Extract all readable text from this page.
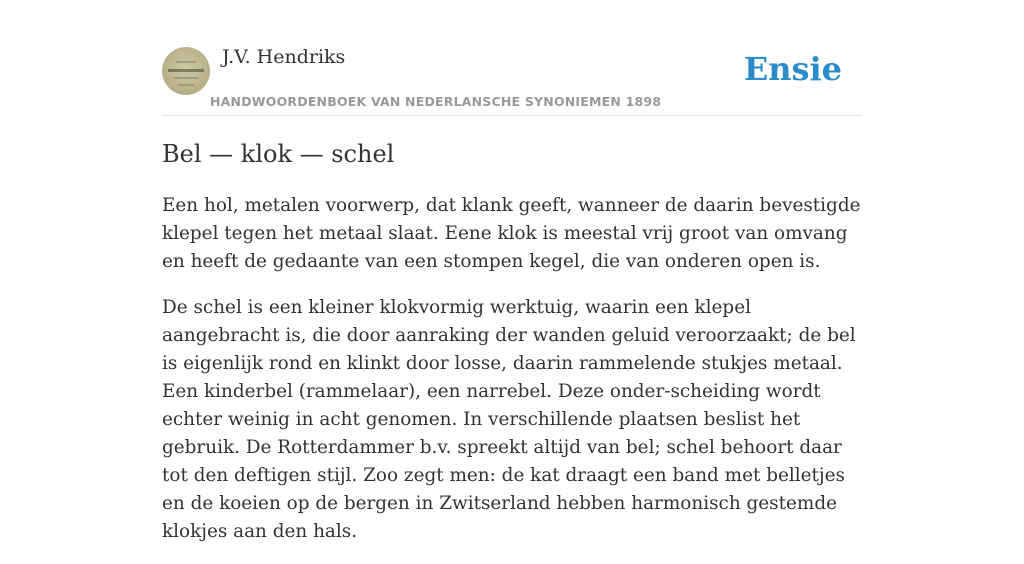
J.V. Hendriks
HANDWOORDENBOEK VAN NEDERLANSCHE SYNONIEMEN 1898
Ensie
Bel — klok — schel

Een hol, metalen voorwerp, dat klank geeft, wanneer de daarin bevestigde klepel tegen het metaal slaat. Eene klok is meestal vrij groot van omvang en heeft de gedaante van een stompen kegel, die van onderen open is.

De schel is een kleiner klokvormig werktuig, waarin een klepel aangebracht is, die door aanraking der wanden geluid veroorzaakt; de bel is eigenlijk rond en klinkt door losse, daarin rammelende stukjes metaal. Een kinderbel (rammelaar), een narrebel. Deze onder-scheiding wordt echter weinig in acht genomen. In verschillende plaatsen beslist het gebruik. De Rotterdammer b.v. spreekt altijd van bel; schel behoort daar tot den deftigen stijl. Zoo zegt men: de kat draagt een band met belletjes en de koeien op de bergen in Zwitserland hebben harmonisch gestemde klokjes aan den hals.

• WORK REQUEST: Would you show all lines of the material above that contain the word "schel"?

• TASK OUTPUT:
Bel — klok — schel
De schel is een kleiner klokvormig werktuig, waarin een klepel aangebracht is, die door aanraking der wanden geluid veroorzaakt; de bel is eigenlijk rond en klinkt door losse, daarin rammelende stukjes metaal. Een kinderbel (rammelaar), een narrebel. Deze onder-scheiding wordt echter weinig in acht genomen. In verschillende plaatsen beslist het gebruik. De Rotterdammer b.v. spreekt altijd van bel; schel behoort daar tot den deftigen stijl. Zoo zegt men: de kat draagt een band met belletjes en de koeien op de bergen in Zwitserland hebben harmonisch gestemde klokjes aan den hals.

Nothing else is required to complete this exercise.